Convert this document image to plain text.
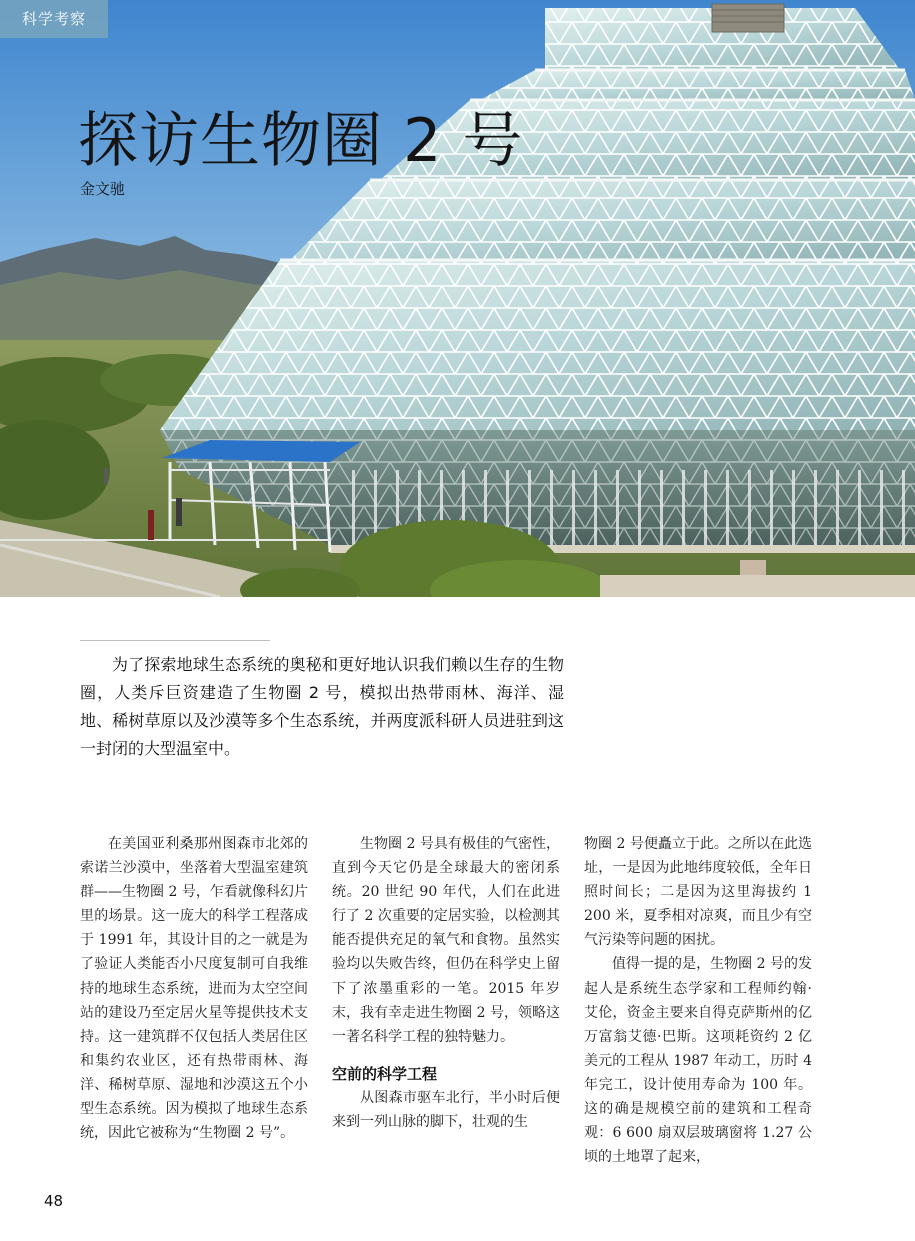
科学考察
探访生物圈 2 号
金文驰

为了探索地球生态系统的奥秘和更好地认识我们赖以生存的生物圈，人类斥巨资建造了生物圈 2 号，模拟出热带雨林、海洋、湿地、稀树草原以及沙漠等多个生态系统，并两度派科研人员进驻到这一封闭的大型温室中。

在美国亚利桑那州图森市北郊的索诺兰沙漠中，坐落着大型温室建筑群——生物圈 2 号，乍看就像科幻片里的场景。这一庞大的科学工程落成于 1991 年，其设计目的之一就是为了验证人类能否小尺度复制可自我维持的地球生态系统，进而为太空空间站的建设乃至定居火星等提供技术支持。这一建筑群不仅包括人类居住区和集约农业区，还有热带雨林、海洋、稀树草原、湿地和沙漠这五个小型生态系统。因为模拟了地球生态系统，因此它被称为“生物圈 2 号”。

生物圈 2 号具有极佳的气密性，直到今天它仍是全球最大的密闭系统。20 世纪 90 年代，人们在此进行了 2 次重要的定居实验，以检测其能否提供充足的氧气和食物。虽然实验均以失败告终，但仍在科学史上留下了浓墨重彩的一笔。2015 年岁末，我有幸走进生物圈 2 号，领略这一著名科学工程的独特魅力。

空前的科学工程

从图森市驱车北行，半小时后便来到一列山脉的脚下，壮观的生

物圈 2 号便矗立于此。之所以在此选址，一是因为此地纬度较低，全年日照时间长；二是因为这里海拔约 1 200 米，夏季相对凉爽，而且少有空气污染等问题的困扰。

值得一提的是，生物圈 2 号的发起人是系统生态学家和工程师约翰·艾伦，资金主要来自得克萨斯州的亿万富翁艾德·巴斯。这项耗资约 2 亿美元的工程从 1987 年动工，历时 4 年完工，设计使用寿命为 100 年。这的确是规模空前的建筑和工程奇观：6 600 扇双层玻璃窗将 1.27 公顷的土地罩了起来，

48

****************************************

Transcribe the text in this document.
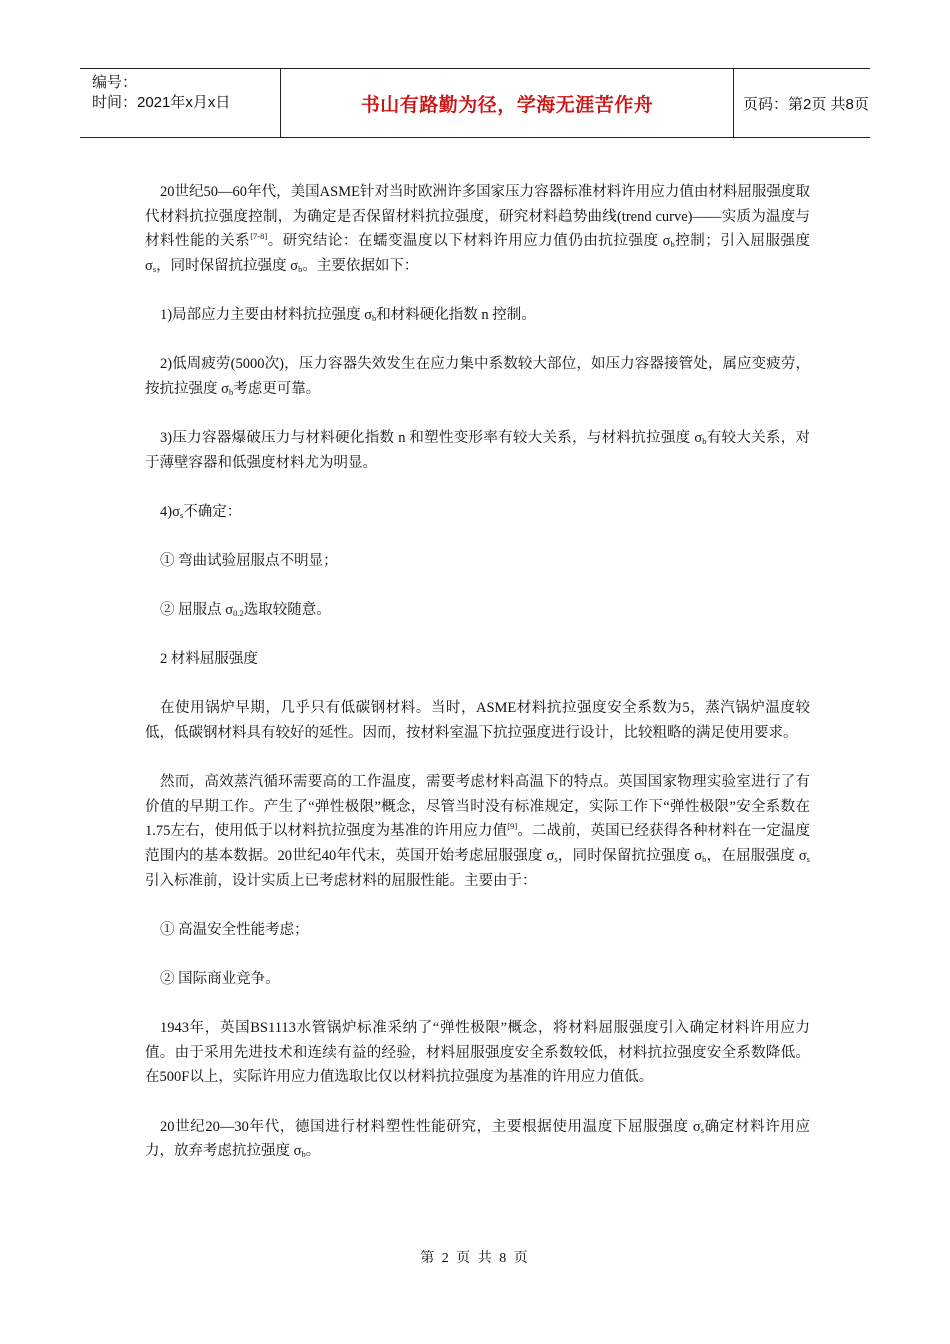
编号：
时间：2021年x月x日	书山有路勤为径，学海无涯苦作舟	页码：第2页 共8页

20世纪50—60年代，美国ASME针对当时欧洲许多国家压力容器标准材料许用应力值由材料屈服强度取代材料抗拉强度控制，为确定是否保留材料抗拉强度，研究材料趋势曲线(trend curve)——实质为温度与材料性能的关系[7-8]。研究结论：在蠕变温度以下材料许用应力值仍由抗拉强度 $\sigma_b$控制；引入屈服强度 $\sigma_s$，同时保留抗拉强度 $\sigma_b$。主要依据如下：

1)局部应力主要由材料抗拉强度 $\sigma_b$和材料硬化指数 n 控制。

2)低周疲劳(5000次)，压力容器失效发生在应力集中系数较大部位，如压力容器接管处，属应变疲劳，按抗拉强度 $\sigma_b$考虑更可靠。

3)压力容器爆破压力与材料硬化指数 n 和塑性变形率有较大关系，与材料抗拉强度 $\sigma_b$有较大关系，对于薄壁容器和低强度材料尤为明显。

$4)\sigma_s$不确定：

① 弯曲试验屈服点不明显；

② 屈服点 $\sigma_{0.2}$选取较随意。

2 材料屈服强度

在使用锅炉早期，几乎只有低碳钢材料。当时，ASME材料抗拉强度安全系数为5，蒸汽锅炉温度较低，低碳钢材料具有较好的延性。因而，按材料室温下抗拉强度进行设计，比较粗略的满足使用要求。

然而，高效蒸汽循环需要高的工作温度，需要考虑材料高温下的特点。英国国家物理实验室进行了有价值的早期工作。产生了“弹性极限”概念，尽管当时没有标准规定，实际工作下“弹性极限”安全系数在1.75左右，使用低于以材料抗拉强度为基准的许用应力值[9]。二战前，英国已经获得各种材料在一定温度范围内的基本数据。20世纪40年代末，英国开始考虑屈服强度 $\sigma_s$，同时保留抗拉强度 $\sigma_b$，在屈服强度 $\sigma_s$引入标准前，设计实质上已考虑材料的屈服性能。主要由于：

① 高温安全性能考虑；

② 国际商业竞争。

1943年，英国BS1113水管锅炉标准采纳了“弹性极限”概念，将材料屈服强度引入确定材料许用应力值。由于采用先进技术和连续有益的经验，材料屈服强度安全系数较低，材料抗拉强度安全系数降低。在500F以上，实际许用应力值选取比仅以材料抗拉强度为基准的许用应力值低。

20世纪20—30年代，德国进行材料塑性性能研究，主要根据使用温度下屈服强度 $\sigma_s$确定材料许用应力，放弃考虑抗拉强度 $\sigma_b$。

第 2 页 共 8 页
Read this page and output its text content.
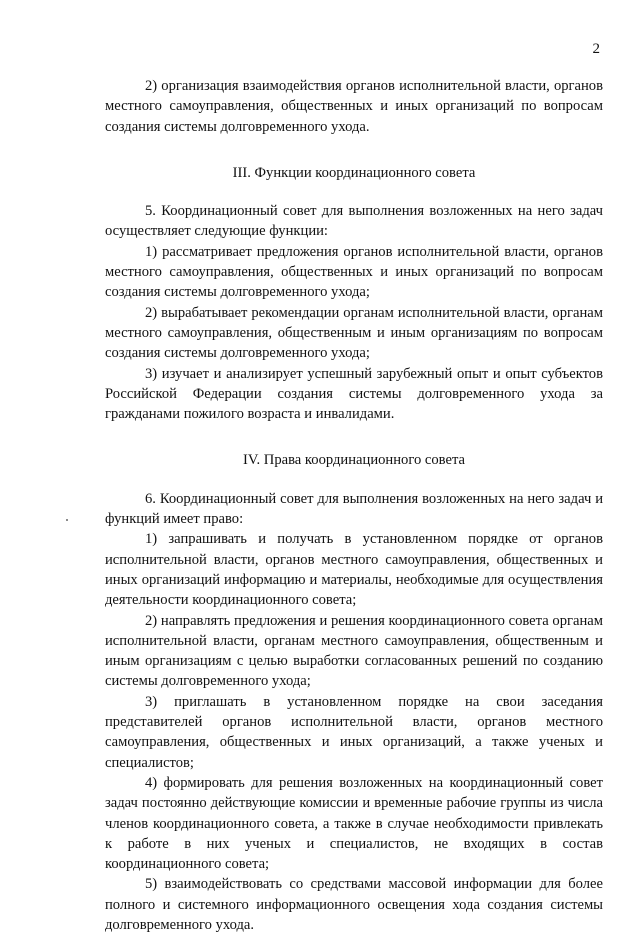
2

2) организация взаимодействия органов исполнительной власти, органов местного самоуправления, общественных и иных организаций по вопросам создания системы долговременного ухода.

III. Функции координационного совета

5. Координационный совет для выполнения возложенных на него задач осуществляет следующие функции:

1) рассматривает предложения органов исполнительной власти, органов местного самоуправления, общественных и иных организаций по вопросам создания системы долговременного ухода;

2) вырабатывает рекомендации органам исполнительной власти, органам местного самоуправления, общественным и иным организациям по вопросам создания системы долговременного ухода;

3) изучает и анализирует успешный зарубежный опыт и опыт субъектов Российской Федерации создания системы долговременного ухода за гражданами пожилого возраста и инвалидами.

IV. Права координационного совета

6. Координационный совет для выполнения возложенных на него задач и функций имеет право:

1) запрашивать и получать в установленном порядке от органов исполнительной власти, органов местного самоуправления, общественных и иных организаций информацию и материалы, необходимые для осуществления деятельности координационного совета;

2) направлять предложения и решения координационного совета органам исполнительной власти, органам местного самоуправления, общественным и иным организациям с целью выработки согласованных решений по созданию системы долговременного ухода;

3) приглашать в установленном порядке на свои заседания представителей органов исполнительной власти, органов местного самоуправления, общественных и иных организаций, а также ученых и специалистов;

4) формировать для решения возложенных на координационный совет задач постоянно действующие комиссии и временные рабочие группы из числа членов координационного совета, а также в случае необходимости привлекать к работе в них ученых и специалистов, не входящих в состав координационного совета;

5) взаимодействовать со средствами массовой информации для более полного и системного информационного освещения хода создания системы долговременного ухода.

****************************************

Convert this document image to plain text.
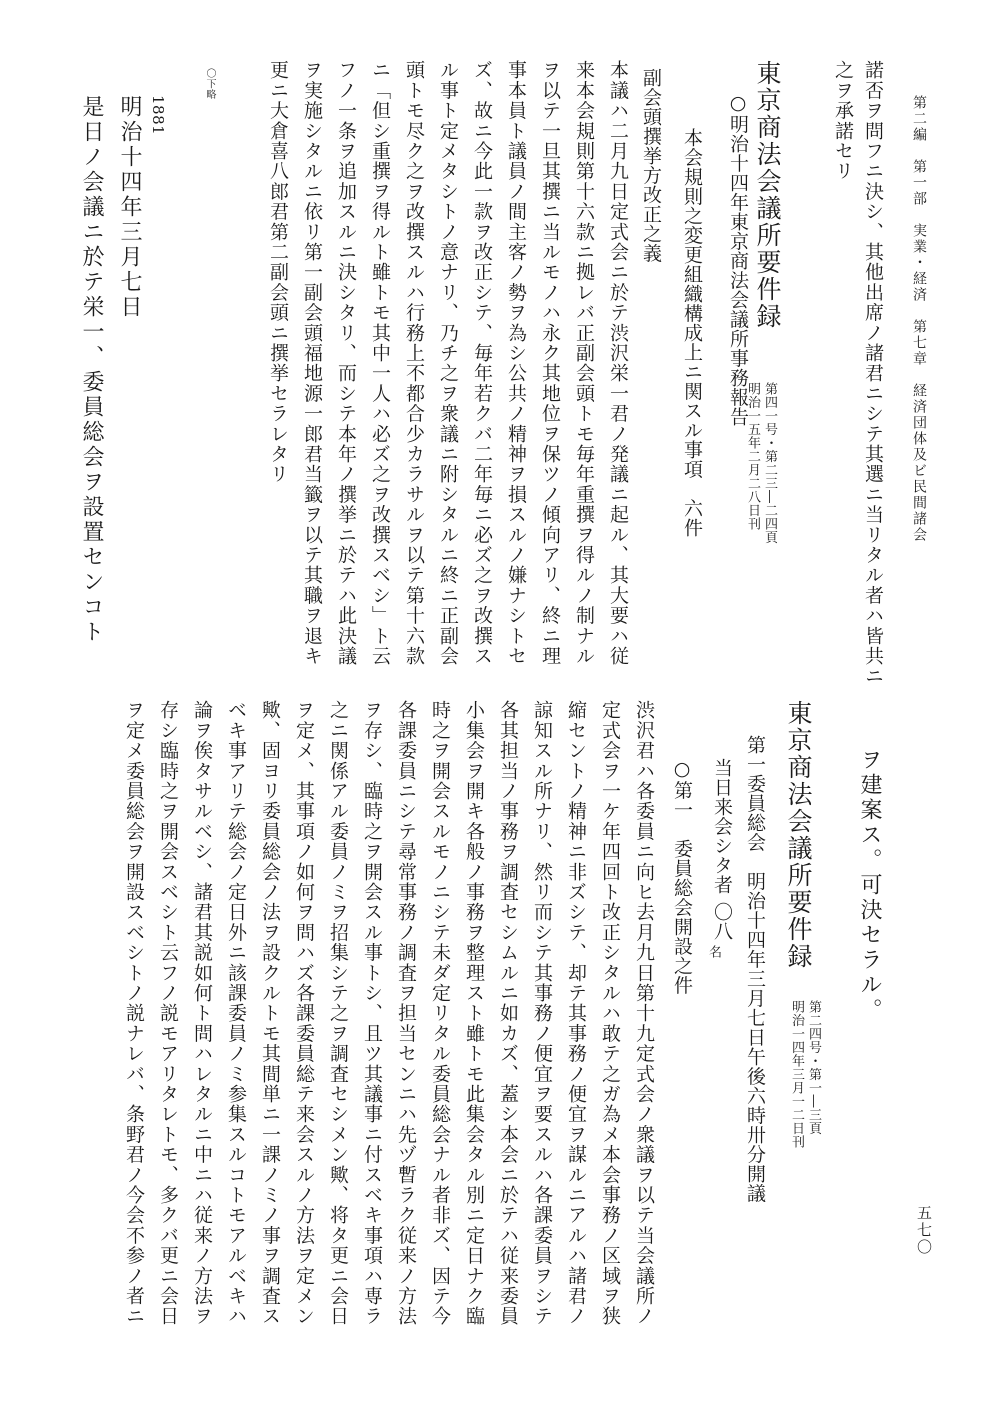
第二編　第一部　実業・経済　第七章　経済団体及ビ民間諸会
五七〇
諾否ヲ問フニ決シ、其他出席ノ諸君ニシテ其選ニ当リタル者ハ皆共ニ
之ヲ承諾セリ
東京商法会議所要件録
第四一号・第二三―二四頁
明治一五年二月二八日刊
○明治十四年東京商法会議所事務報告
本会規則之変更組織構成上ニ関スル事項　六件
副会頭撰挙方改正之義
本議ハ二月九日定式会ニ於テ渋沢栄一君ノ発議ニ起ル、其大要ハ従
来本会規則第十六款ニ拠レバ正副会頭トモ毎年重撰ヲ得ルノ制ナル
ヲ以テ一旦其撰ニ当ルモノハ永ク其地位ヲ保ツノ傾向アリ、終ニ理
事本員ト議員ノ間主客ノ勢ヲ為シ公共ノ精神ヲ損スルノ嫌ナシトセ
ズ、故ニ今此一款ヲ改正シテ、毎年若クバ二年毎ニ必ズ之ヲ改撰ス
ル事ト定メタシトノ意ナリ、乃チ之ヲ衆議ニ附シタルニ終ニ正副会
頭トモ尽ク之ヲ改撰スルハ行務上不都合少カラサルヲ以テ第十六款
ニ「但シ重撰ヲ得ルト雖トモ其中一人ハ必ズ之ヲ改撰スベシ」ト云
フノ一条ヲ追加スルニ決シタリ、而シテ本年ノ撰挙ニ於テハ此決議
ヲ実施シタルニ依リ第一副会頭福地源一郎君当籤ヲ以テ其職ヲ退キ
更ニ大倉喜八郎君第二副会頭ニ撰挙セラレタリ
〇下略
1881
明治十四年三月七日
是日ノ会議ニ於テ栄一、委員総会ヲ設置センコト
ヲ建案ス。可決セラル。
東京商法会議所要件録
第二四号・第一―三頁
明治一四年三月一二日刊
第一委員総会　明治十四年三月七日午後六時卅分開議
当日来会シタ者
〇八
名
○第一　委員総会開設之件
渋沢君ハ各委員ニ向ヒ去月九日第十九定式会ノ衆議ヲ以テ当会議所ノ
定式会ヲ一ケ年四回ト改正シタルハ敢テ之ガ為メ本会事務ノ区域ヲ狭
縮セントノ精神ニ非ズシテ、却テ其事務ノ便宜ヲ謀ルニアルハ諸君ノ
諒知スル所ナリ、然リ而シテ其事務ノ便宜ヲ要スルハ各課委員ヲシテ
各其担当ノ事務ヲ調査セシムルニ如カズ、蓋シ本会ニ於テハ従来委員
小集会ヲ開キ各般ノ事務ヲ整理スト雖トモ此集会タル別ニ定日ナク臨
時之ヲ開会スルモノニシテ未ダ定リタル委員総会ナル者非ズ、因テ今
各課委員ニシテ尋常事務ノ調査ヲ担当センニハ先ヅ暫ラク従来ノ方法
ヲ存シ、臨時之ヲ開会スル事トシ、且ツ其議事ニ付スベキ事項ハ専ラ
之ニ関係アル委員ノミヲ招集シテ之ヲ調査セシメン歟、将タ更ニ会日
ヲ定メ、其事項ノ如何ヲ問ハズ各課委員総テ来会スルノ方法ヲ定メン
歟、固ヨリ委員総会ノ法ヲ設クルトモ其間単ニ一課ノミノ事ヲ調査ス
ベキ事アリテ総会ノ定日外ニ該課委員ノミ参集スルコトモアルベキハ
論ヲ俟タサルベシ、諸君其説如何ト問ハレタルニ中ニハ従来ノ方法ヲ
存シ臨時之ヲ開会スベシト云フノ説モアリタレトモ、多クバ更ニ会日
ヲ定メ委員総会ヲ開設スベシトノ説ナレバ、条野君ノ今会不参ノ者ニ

****************************************

» **What you have to do**
Take each line containing the string "выполнения" and copy it out.

» **Written response**
5. Координационный совет для выполнения возложенных на него задач осуществляет следующие функции:
6. Координационный совет для выполнения возложенных на него задач и функций имеет право:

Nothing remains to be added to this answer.